[start MATERIAL FOR THE TASK]

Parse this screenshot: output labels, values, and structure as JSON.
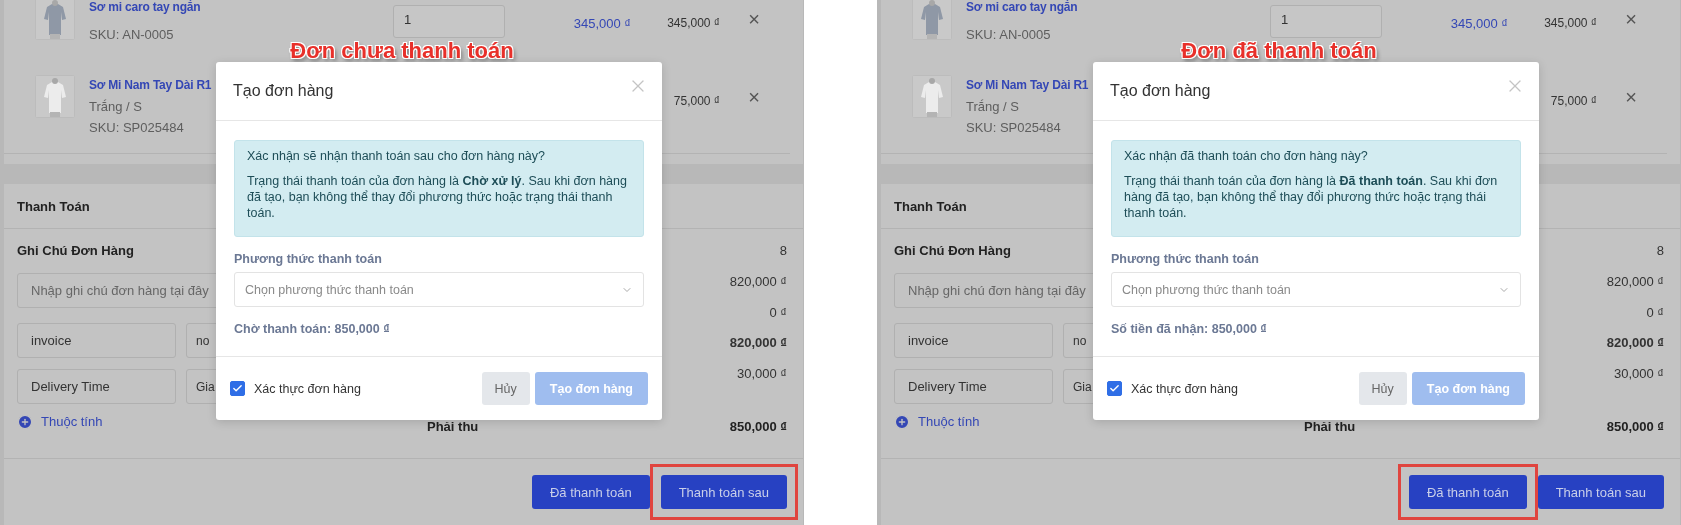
{
  "panels": [
    {
      "annotation": "Đơn chưa thanh toán",
      "products": [
        {
          "name": "Sơ mi caro tay ngắn",
          "sku": "SKU: AN-0005",
          "quantity": "1",
          "price": "345,000 ₫",
          "total": "345,000 ₫",
          "remove": "×"
        },
        {
          "name": "Sơ Mi Nam Tay Dài R1",
          "variant": "Trắng / S",
          "sku": "SKU: SP025484",
          "total": "75,000 ₫",
          "remove": "×"
        }
      ],
      "payment": {
        "title": "Thanh Toán",
        "note_label": "Ghi Chú Đơn Hàng",
        "note_placeholder": "Nhập ghi chú đơn hàng tại đây",
        "attributes": [
          {
            "key": "invoice",
            "value": "no"
          },
          {
            "key": "Delivery Time",
            "value": "Gia"
          }
        ],
        "add_attribute": "Thuộc tính",
        "summary": [
          {
            "value": "8",
            "emphasis": false
          },
          {
            "value": "820,000 ₫",
            "emphasis": false
          },
          {
            "value": "0 ₫",
            "emphasis": false
          },
          {
            "value": "820,000 ₫",
            "emphasis": true
          },
          {
            "value": "30,000 ₫",
            "emphasis": false
          }
        ],
        "total_label": "Phải thu",
        "total_value": "850,000 ₫"
      },
      "footer_buttons": [
        {
          "label": "Đã thanh toán",
          "highlighted": false
        },
        {
          "label": "Thanh toán sau",
          "highlighted": true
        }
      ],
      "modal": {
        "title": "Tạo đơn hàng",
        "question": "Xác nhận sẽ nhận thanh toán sau cho đơn hàng này?",
        "detail": "Trạng thái thanh toán của đơn hàng là **Chờ xử lý**. Sau khi đơn hàng đã tạo, bạn không thể thay đổi phương thức hoặc trạng thái thanh toán.",
        "field_label": "Phương thức thanh toán",
        "select_placeholder": "Chọn phương thức thanh toán",
        "amount": "Chờ thanh toán: 850,000 ₫",
        "checkbox": {
          "label": "Xác thực đơn hàng",
          "checked": true
        },
        "cancel": "Hủy",
        "confirm": {
          "label": "Tạo đơn hàng",
          "disabled": true
        }
      }
    },
    {
      "annotation": "Đơn đã thanh toán",
      "products": [
        {
          "name": "Sơ mi caro tay ngắn",
          "sku": "SKU: AN-0005",
          "quantity": "1",
          "price": "345,000 ₫",
          "total": "345,000 ₫",
          "remove": "×"
        },
        {
          "name": "Sơ Mi Nam Tay Dài R1",
          "variant": "Trắng / S",
          "sku": "SKU: SP025484",
          "total": "75,000 ₫",
          "remove": "×"
        }
      ],
      "payment": {
        "title": "Thanh Toán",
        "note_label": "Ghi Chú Đơn Hàng",
        "note_placeholder": "Nhập ghi chú đơn hàng tại đây",
        "attributes": [
          {
            "key": "invoice",
            "value": "no"
          },
          {
            "key": "Delivery Time",
            "value": "Gia"
          }
        ],
        "add_attribute": "Thuộc tính",
        "summary": [
          {
            "value": "8",
            "emphasis": false
          },
          {
            "value": "820,000 ₫",
            "emphasis": false
          },
          {
            "value": "0 ₫",
            "emphasis": false
          },
          {
            "value": "820,000 ₫",
            "emphasis": true
          },
          {
            "value": "30,000 ₫",
            "emphasis": false
          }
        ],
        "total_label": "Phải thu",
        "total_value": "850,000 ₫"
      },
      "footer_buttons": [
        {
          "label": "Đã thanh toán",
          "highlighted": true
        },
        {
          "label": "Thanh toán sau",
          "highlighted": false
        }
      ],
      "modal": {
        "title": "Tạo đơn hàng",
        "question": "Xác nhận đã thanh toán cho đơn hàng này?",
        "detail": "Trạng thái thanh toán của đơn hàng là **Đã thanh toán**. Sau khi đơn hàng đã tạo, bạn không thể thay đổi phương thức hoặc trạng thái thanh toán.",
        "field_label": "Phương thức thanh toán",
        "select_placeholder": "Chọn phương thức thanh toán",
        "amount": "Số tiền đã nhận: 850,000 ₫",
        "checkbox": {
          "label": "Xác thực đơn hàng",
          "checked": true
        },
        "cancel": "Hủy",
        "confirm": {
          "label": "Tạo đơn hàng",
          "disabled": true
        }
      }
    }
  ]
}
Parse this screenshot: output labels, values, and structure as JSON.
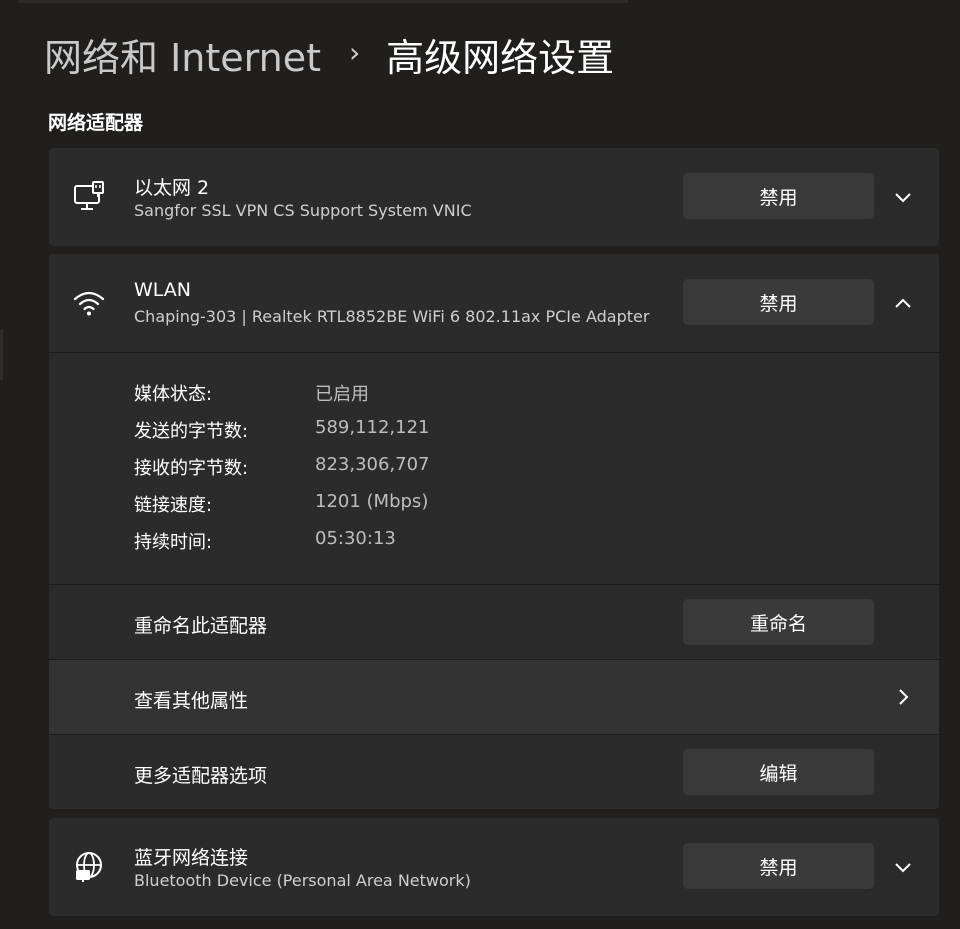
{
  "breadcrumb": {
    "parent": "网络和 Internet",
    "separator": "›",
    "current": "高级网络设置"
  },
  "section": {
    "title": "网络适配器"
  },
  "adapters": [
    {
      "name": "以太网 2",
      "description": "Sangfor SSL VPN CS Support System VNIC",
      "icon": "ethernet-icon",
      "button_label": "禁用",
      "expanded": false
    },
    {
      "name": "WLAN",
      "description": "Chaping-303 | Realtek RTL8852BE WiFi 6 802.11ax PCIe Adapter",
      "icon": "wifi-icon",
      "button_label": "禁用",
      "expanded": true,
      "details": [
        {
          "label": "媒体状态:",
          "value": "已启用"
        },
        {
          "label": "发送的字节数:",
          "value": "589,112,121"
        },
        {
          "label": "接收的字节数:",
          "value": "823,306,707"
        },
        {
          "label": "链接速度:",
          "value": "1201 (Mbps)"
        },
        {
          "label": "持续时间:",
          "value": "05:30:13"
        }
      ],
      "rename": {
        "label": "重命名此适配器",
        "button_label": "重命名"
      },
      "properties": {
        "label": "查看其他属性"
      },
      "more_options": {
        "label": "更多适配器选项",
        "button_label": "编辑"
      }
    },
    {
      "name": "蓝牙网络连接",
      "description": "Bluetooth Device (Personal Area Network)",
      "icon": "globe-network-icon",
      "button_label": "禁用",
      "expanded": false
    }
  ],
  "colors": {
    "background": "#201f1e",
    "card": "#2b2b2b",
    "button": "#3a3a3a",
    "text_primary": "#ffffff",
    "text_secondary": "#bdbdbd"
  }
}
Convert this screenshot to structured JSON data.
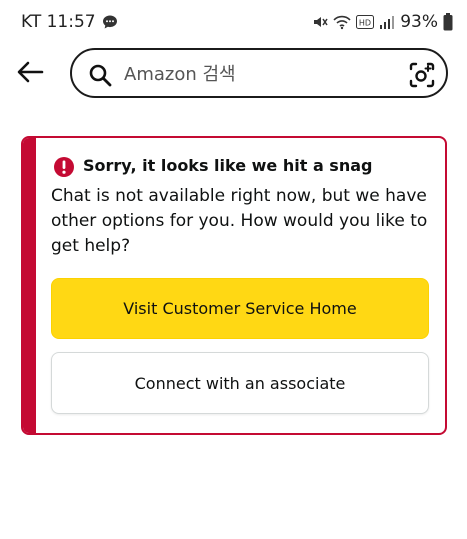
{
  "status_bar": {
    "carrier_time": "KT 11:57",
    "battery": "93%",
    "icons": [
      "chat-bubble-icon",
      "mute-icon",
      "wifi-icon",
      "hd-icon",
      "signal-icon",
      "battery-icon"
    ]
  },
  "header": {
    "back_icon": "arrow-left-icon",
    "search_placeholder": "Amazon 검색",
    "camera_icon": "camera-search-icon"
  },
  "alert": {
    "accent_color": "#c40a33",
    "icon": "error-icon",
    "title": "Sorry, it looks like we hit a snag",
    "message": "Chat is not available right now, but we have other options for you. How would you like to get help?",
    "primary_button": "Visit Customer Service Home",
    "secondary_button": "Connect with an associate",
    "primary_color": "#ffd814"
  }
}
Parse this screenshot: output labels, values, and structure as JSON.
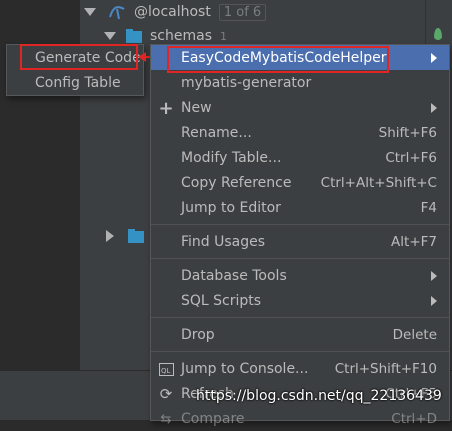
{
  "tree": {
    "host_label": "@localhost",
    "host_count": "1 of 6",
    "schemas_label": "schemas",
    "schemas_count": "1"
  },
  "submenu": {
    "items": [
      {
        "label": "Generate Code"
      },
      {
        "label": "Config Table"
      }
    ]
  },
  "context_menu": {
    "items": [
      {
        "label": "EasyCodeMybatisCodeHelper",
        "shortcut": "",
        "has_submenu": true,
        "selected": true
      },
      {
        "label": "mybatis-generator",
        "shortcut": ""
      },
      {
        "label": "New",
        "shortcut": "",
        "has_submenu": true,
        "icon": "plus-icon"
      },
      {
        "label": "Rename...",
        "shortcut": "Shift+F6"
      },
      {
        "label": "Modify Table...",
        "shortcut": "Ctrl+F6"
      },
      {
        "label": "Copy Reference",
        "shortcut": "Ctrl+Alt+Shift+C"
      },
      {
        "label": "Jump to Editor",
        "shortcut": "F4"
      },
      {
        "label": "Find Usages",
        "shortcut": "Alt+F7"
      },
      {
        "label": "Database Tools",
        "shortcut": "",
        "has_submenu": true
      },
      {
        "label": "SQL Scripts",
        "shortcut": "",
        "has_submenu": true
      },
      {
        "label": "Drop",
        "shortcut": "Delete"
      },
      {
        "label": "Jump to Console...",
        "shortcut": "Ctrl+Shift+F10",
        "icon": "console-icon"
      },
      {
        "label": "Refresh",
        "shortcut": "Ctrl+F5",
        "icon": "refresh-icon"
      },
      {
        "label": "Compare",
        "shortcut": "Ctrl+D",
        "icon": "compare-icon"
      }
    ]
  },
  "watermark": "https://blog.csdn.net/qq_22136439",
  "colors": {
    "selection": "#4b6eaf",
    "annotation_red": "#e02525",
    "menu_bg": "#3c3f41"
  }
}
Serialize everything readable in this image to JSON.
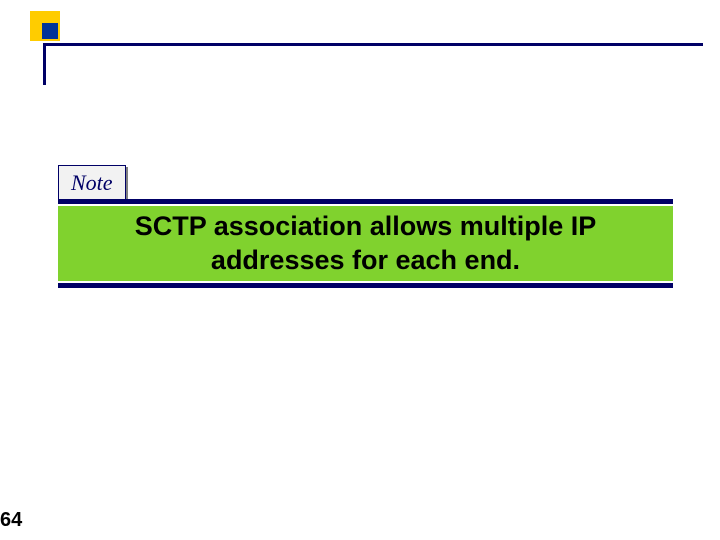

[end MATERIAL FOR THE TASK]

GIVEN TASK >> Return from the data every line that holds "thái".

ANSWER BELOW >>
        "detail": "Trạng thái thanh toán của đơn hàng là **Chờ xử lý**. Sau khi đơn hàng đã tạo, bạn không thể thay đổi phương thức hoặc trạng thái thanh toán.",
        "detail": "Trạng thái thanh toán của đơn hàng là **Đã thanh toán**. Sau khi đơn hàng đã tạo, bạn không thể thay đổi phương thức hoặc trạng thái thanh toán.",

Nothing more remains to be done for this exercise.